§ **Work instructions**
Pull every line containing the word "bambini" from the records.
────────
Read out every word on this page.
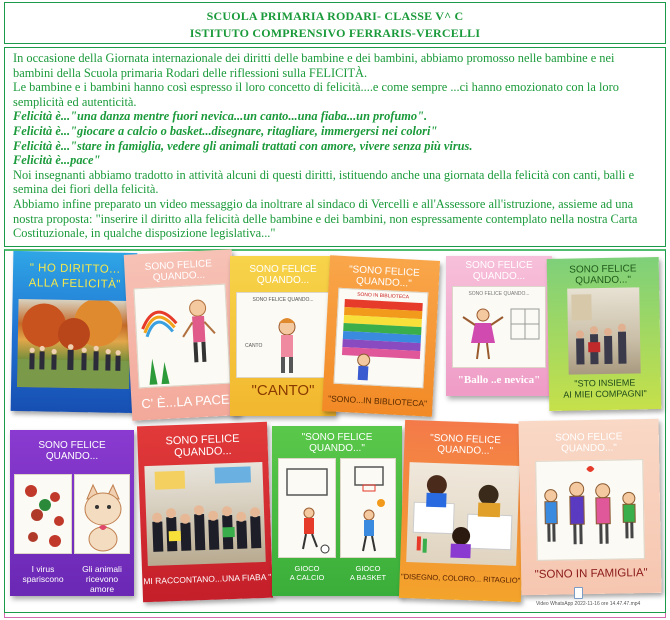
SCUOLA PRIMARIA RODARI- CLASSE V^ C
ISTITUTO COMPRENSIVO FERRARIS-VERCELLI

In occasione della Giornata internazionale dei diritti delle bambine e dei bambini, abbiamo promosso nelle bambine e nei bambini della Scuola primaria Rodari delle riflessioni sulla FELICITÀ.

Le bambine e i bambini hanno così espresso il loro concetto di felicità....e come sempre ...ci hanno emozionato con la loro semplicità ed autenticità.

Felicità è..."una danza mentre fuori nevica...un canto...una fiaba...un profumo".

Felicità è..."giocare a calcio o basket...disegnare, ritagliare, immergersi nei colori"

Felicità è..."stare in famiglia, vedere gli animali trattati con amore, vivere senza più virus.

Felicità è...pace"

Noi insegnanti abbiamo tradotto in attività alcuni di questi diritti, istituendo anche una giornata della felicità con canti, balli e semina dei fiori della felicità.

Abbiamo infine preparato un video messaggio da inoltrare al sindaco di Vercelli e all'Assessore all'istruzione, assieme ad una nostra proposta: "inserire il diritto alla felicità delle bambine e dei bambini, non espressamente contemplato nella nostra Carta Costituzionale, in qualche disposizione legislativa..."

" HO DIRITTO...
ALLA FELICITÀ"
SONO FELICE
QUANDO...
C' È...LA PACE
SONO FELICE
QUANDO...
SONO FELICE QUANDO...
CANTO
"CANTO"
"SONO FELICE
QUANDO..."
SONO IN BIBLIOTECA
"SONO...IN BIBLIOTECA"
SONO FELICE
QUANDO...
SONO FELICE QUANDO...
"Ballo ..e nevica"
SONO FELICE
QUANDO..."
"STO INSIEME
AI MIEI COMPAGNI"
SONO FELICE
QUANDO...
I virus
spariscono
Gli animali
ricevono amore
SONO FELICE
QUANDO...
MI RACCONTANO...UNA FIABA "
"SONO FELICE
QUANDO..."
GIOCO
A CALCIO
GIOCO
A BASKET
"SONO FELICE
QUANDO..."
"DISEGNO, COLORO... RITAGLIO"
SONO FELICE
QUANDO..."
"SONO IN FAMIGLIA"
Video WhatsApp 2022-11-16 ore 14.47.47.mp4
────────
§ **Problem solution**
In occasione della Giornata internazionale dei diritti delle bambine e dei bambini, abbiamo promosso nelle bambine e nei bambini della Scuola primaria Rodari delle riflessioni sulla FELICITÀ.
Le bambine e i bambini hanno così espresso il loro concetto di felicità....e come sempre ...ci hanno emozionato con la loro semplicità ed autenticità.
Abbiamo infine preparato un video messaggio da inoltrare al sindaco di Vercelli e all'Assessore all'istruzione, assieme ad una nostra proposta: "inserire il diritto alla felicità delle bambine e dei bambini, non espressamente contemplato nella nostra Carta Costituzionale, in qualche disposizione legislativa..."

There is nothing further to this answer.